**Instruction**.
Can you find the lines of the listing that include "often" and copy every one?

## start Working data

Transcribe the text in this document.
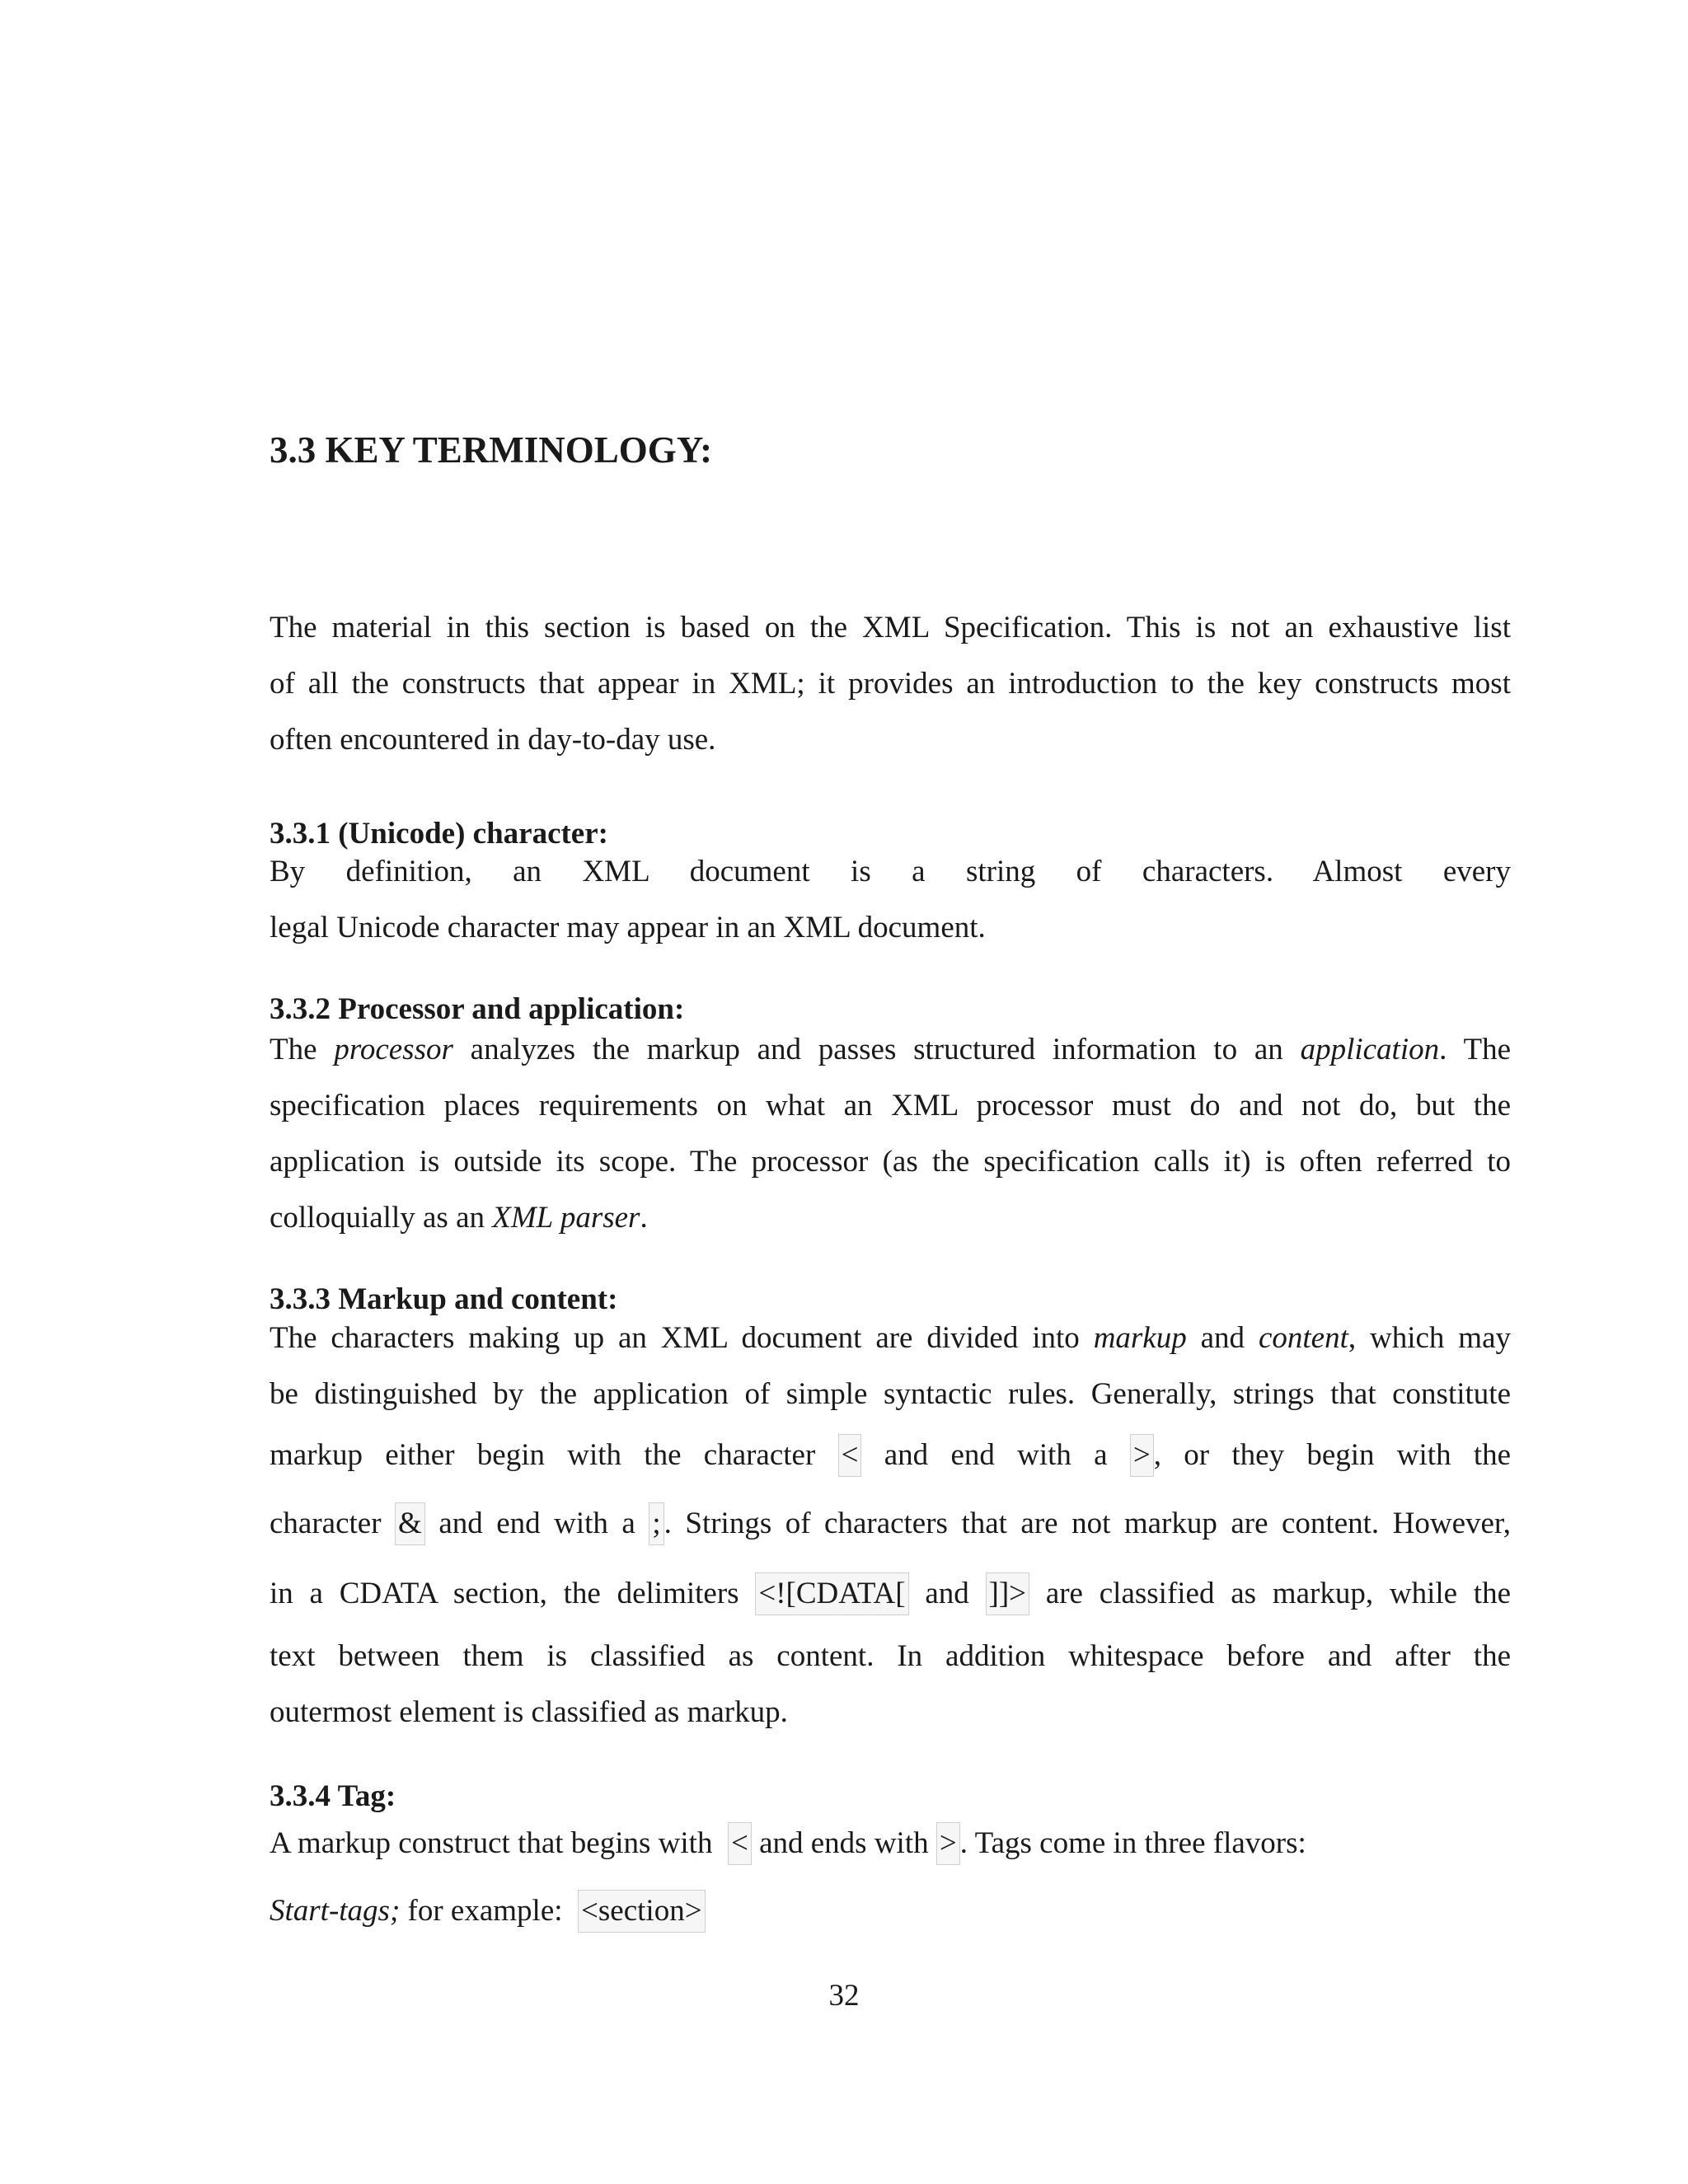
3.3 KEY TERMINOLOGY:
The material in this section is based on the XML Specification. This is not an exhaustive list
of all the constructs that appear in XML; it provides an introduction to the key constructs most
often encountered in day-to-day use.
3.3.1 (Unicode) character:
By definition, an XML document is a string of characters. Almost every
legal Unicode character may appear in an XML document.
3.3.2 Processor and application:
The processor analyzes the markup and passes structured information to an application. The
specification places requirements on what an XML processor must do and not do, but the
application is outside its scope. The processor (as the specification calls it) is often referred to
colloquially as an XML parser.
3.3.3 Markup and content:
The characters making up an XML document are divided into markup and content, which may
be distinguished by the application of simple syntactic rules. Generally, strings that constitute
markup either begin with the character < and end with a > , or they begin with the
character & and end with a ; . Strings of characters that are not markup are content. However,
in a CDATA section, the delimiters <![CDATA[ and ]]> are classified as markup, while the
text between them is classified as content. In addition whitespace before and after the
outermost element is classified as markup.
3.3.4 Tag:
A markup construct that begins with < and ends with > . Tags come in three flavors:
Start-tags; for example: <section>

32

## end Working data

**Exercise answer**.
often encountered in day-to-day use.
application is outside its scope. The processor (as the specification calls it) is often referred to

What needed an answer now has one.